Reproduce every entry exactly.

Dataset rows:
===

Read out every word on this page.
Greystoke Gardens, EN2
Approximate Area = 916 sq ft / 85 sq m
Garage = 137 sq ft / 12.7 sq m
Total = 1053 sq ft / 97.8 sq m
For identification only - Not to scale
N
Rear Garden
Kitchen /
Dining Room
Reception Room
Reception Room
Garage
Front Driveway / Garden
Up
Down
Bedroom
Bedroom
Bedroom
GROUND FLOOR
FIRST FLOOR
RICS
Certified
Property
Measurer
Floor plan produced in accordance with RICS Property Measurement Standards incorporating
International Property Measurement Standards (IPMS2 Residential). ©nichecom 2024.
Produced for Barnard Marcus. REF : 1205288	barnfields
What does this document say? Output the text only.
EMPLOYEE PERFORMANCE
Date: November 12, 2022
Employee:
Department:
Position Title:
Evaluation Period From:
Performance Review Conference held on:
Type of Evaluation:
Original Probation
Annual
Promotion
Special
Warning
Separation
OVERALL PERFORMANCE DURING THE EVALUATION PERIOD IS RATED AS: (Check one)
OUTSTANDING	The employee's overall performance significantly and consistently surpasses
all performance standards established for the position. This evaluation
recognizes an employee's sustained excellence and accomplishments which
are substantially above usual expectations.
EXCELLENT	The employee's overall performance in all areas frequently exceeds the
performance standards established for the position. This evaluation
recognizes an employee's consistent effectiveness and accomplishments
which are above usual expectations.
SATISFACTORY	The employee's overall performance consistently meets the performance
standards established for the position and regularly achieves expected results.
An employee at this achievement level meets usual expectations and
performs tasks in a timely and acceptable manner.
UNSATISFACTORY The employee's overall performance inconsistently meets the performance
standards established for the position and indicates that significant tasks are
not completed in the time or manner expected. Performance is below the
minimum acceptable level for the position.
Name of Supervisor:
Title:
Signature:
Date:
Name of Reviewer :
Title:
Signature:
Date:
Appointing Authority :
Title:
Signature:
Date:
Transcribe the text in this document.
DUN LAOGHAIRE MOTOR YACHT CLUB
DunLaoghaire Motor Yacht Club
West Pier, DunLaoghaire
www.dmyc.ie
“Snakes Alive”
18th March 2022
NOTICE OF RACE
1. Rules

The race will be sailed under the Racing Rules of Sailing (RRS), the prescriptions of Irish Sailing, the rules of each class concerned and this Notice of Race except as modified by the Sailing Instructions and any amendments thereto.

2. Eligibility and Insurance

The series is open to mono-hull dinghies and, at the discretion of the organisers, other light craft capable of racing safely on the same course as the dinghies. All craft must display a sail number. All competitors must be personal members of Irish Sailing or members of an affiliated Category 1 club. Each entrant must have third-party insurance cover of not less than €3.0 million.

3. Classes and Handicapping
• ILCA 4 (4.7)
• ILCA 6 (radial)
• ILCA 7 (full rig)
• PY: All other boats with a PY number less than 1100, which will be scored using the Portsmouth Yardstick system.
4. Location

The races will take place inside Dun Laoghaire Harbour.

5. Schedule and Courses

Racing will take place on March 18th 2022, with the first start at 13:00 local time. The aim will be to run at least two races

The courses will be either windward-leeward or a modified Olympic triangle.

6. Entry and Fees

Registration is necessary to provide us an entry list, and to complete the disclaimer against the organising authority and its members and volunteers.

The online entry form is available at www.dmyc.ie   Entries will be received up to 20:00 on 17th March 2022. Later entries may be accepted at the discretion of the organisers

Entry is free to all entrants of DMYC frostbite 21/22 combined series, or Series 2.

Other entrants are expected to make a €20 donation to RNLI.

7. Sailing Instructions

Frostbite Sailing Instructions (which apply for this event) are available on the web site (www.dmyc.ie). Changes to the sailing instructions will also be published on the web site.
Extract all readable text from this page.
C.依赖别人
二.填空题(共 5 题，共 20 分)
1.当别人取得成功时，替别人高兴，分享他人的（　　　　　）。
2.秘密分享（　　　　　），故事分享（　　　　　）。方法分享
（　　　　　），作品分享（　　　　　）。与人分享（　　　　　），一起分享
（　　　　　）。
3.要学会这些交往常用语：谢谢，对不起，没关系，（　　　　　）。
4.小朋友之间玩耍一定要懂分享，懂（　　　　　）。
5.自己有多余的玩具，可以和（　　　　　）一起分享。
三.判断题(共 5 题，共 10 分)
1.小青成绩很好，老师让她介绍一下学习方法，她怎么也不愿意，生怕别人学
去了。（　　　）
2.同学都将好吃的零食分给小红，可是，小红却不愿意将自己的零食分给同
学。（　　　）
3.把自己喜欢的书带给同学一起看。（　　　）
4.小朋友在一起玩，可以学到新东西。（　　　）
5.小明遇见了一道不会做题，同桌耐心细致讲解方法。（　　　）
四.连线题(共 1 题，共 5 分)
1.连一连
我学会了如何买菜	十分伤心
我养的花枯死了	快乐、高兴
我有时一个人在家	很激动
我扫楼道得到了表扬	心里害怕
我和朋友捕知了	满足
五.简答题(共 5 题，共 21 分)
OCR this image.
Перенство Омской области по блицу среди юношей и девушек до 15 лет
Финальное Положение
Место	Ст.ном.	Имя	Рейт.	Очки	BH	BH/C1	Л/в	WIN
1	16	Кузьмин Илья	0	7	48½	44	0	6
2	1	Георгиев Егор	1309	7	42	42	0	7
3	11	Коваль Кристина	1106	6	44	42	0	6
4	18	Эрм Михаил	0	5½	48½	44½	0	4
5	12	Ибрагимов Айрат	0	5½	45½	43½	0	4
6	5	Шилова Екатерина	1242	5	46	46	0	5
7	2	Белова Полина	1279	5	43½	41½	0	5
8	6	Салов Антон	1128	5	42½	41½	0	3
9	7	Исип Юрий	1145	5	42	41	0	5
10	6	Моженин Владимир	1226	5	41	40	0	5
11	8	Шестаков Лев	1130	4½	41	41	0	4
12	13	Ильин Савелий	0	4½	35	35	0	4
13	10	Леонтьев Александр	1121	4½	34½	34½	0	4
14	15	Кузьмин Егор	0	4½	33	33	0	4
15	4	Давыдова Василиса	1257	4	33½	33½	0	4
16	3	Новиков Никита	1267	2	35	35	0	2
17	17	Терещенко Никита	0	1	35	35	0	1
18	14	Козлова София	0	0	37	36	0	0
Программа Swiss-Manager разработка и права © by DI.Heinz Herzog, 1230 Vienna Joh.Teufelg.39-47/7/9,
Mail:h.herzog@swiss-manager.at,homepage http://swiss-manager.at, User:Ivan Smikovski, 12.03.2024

===

__SOLVED PROBLEM__
Read out every word on this page.
Greystoke Gardens, EN2
Approximate Area = 916 sq ft / 85 sq m
Garage = 137 sq ft / 12.7 sq m
Total = 1053 sq ft / 97.8 sq m
For identification only - Not to scale
N
Rear Garden
Kitchen /
Dining Room
Reception Room
Reception Room
Garage
Front Driveway / Garden
Up
Down
Bedroom
Bedroom
Bedroom
GROUND FLOOR
FIRST FLOOR
RICS
Certified
Property
Measurer
Floor plan produced in accordance with RICS Property Measurement Standards incorporating
International Property Measurement Standards (IPMS2 Residential). ©nichecom 2024.
Produced for Barnard Marcus. REF : 1205288	barnfields
What does this document say? Output the text only.
EMPLOYEE PERFORMANCE
Date: November 12, 2022
Employee:
Department:
Position Title:
Evaluation Period From:
Performance Review Conference held on:
Type of Evaluation:
Original Probation
Annual
Promotion
Special
Warning
Separation
OVERALL PERFORMANCE DURING THE EVALUATION PERIOD IS RATED AS: (Check one)
OUTSTANDING	The employee's overall performance significantly and consistently surpasses
all performance standards established for the position. This evaluation
recognizes an employee's sustained excellence and accomplishments which
are substantially above usual expectations.
EXCELLENT	The employee's overall performance in all areas frequently exceeds the
performance standards established for the position. This evaluation
recognizes an employee's consistent effectiveness and accomplishments
which are above usual expectations.
SATISFACTORY	The employee's overall performance consistently meets the performance
standards established for the position and regularly achieves expected results.
An employee at this achievement level meets usual expectations and
performs tasks in a timely and acceptable manner.
UNSATISFACTORY The employee's overall performance inconsistently meets the performance
standards established for the position and indicates that significant tasks are
not completed in the time or manner expected. Performance is below the
minimum acceptable level for the position.
Name of Supervisor:
Title:
Signature:
Date:
Name of Reviewer :
Title:
Signature:
Date:
Appointing Authority :
Title:
Signature:
Date:
Transcribe the text in this document.
DUN LAOGHAIRE MOTOR YACHT CLUB
DunLaoghaire Motor Yacht Club
West Pier, DunLaoghaire
www.dmyc.ie
“Snakes Alive”
18th March 2022
NOTICE OF RACE
1. Rules

The race will be sailed under the Racing Rules of Sailing (RRS), the prescriptions of Irish Sailing, the rules of each class concerned and this Notice of Race except as modified by the Sailing Instructions and any amendments thereto.

2. Eligibility and Insurance

The series is open to mono-hull dinghies and, at the discretion of the organisers, other light craft capable of racing safely on the same course as the dinghies. All craft must display a sail number. All competitors must be personal members of Irish Sailing or members of an affiliated Category 1 club. Each entrant must have third-party insurance cover of not less than €3.0 million.

3. Classes and Handicapping
• ILCA 4 (4.7)
• ILCA 6 (radial)
• ILCA 7 (full rig)
• PY: All other boats with a PY number less than 1100, which will be scored using the Portsmouth Yardstick system.
4. Location

The races will take place inside Dun Laoghaire Harbour.

5. Schedule and Courses

Racing will take place on March 18th 2022, with the first start at 13:00 local time. The aim will be to run at least two races

The courses will be either windward-leeward or a modified Olympic triangle.

6. Entry and Fees

Registration is necessary to provide us an entry list, and to complete the disclaimer against the organising authority and its members and volunteers.

The online entry form is available at www.dmyc.ie   Entries will be received up to 20:00 on 17th March 2022. Later entries may be accepted at the discretion of the organisers

Entry is free to all entrants of DMYC frostbite 21/22 combined series, or Series 2.

Other entrants are expected to make a €20 donation to RNLI.

7. Sailing Instructions

Frostbite Sailing Instructions (which apply for this event) are available on the web site (www.dmyc.ie). Changes to the sailing instructions will also be published on the web site.
Extract all readable text from this page.
C.依赖别人
二.填空题(共 5 题，共 20 分)
1.当别人取得成功时，替别人高兴，分享他人的（　　　　　）。
2.秘密分享（　　　　　），故事分享（　　　　　）。方法分享
（　　　　　），作品分享（　　　　　）。与人分享（　　　　　），一起分享
（　　　　　）。
3.要学会这些交往常用语：谢谢，对不起，没关系，（　　　　　）。
4.小朋友之间玩耍一定要懂分享，懂（　　　　　）。
5.自己有多余的玩具，可以和（　　　　　）一起分享。
三.判断题(共 5 题，共 10 分)
1.小青成绩很好，老师让她介绍一下学习方法，她怎么也不愿意，生怕别人学
去了。（　　　）
2.同学都将好吃的零食分给小红，可是，小红却不愿意将自己的零食分给同
学。（　　　）
3.把自己喜欢的书带给同学一起看。（　　　）
4.小朋友在一起玩，可以学到新东西。（　　　）
5.小明遇见了一道不会做题，同桌耐心细致讲解方法。（　　　）
四.连线题(共 1 题，共 5 分)
1.连一连
我学会了如何买菜	十分伤心
我养的花枯死了	快乐、高兴
我有时一个人在家	很激动
我扫楼道得到了表扬	心里害怕
我和朋友捕知了	满足
五.简答题(共 5 题，共 21 分)
OCR this image.
Перенство Омской области по блицу среди юношей и девушек до 15 лет
Финальное Положение
Место	Ст.ном.	Имя	Рейт.	Очки	BH	BH/C1	Л/в	WIN
1	16	Кузьмин Илья	0	7	48½	44	0	6
2	1	Георгиев Егор	1309	7	42	42	0	7
3	11	Коваль Кристина	1106	6	44	42	0	6
4	18	Эрм Михаил	0	5½	48½	44½	0	4
5	12	Ибрагимов Айрат	0	5½	45½	43½	0	4
6	5	Шилова Екатерина	1242	5	46	46	0	5
7	2	Белова Полина	1279	5	43½	41½	0	5
8	6	Салов Антон	1128	5	42½	41½	0	3
9	7	Исип Юрий	1145	5	42	41	0	5
10	6	Моженин Владимир	1226	5	41	40	0	5
11	8	Шестаков Лев	1130	4½	41	41	0	4
12	13	Ильин Савелий	0	4½	35	35	0	4
13	10	Леонтьев Александр	1121	4½	34½	34½	0	4
14	15	Кузьмин Егор	0	4½	33	33	0	4
15	4	Давыдова Василиса	1257	4	33½	33½	0	4
16	3	Новиков Никита	1267	2	35	35	0	2
17	17	Терещенко Никита	0	1	35	35	0	1
18	14	Козлова София	0	0	37	36	0	0
Программа Swiss-Manager разработка и права © by DI.Heinz Herzog, 1230 Vienna Joh.Teufelg.39-47/7/9,
Mail:h.herzog@swiss-manager.at,homepage http://swiss-manager.at, User:Ivan Smikovski, 12.03.2024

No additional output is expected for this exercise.